** Task brief **
The lines to extract begin at the one containing "Read out every word on this page." and run to the end of the listing; set them down exactly and alone.

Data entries
####################
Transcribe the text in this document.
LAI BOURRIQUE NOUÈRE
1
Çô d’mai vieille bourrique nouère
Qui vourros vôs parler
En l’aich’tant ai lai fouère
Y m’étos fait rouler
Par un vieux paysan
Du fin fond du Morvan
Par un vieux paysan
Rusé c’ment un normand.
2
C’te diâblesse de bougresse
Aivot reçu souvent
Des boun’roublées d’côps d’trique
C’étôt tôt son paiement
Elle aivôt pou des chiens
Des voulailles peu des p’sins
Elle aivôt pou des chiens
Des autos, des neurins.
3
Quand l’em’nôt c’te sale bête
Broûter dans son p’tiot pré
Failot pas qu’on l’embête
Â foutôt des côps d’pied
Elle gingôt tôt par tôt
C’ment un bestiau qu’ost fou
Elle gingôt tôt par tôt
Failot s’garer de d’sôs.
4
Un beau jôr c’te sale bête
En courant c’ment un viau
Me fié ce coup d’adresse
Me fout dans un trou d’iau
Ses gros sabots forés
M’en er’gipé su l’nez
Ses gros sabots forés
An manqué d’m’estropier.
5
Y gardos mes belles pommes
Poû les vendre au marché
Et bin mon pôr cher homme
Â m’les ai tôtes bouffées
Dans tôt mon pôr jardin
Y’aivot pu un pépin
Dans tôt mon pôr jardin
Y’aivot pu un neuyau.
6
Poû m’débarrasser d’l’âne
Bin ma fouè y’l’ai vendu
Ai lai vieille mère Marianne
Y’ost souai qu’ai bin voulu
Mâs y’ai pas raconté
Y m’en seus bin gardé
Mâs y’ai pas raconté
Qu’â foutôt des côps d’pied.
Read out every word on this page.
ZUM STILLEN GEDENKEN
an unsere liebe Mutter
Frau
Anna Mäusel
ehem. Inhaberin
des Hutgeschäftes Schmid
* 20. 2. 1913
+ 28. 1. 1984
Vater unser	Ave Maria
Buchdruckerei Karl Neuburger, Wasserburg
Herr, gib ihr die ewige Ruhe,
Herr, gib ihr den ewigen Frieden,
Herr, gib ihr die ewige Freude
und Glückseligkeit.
####################
** Task output **
Read out every word on this page.
ZUM STILLEN GEDENKEN
an unsere liebe Mutter
Frau
Anna Mäusel
ehem. Inhaberin
des Hutgeschäftes Schmid
* 20. 2. 1913
+ 28. 1. 1984
Vater unser	Ave Maria
Buchdruckerei Karl Neuburger, Wasserburg
Herr, gib ihr die ewige Ruhe,
Herr, gib ihr den ewigen Frieden,
Herr, gib ihr die ewige Freude
und Glückseligkeit.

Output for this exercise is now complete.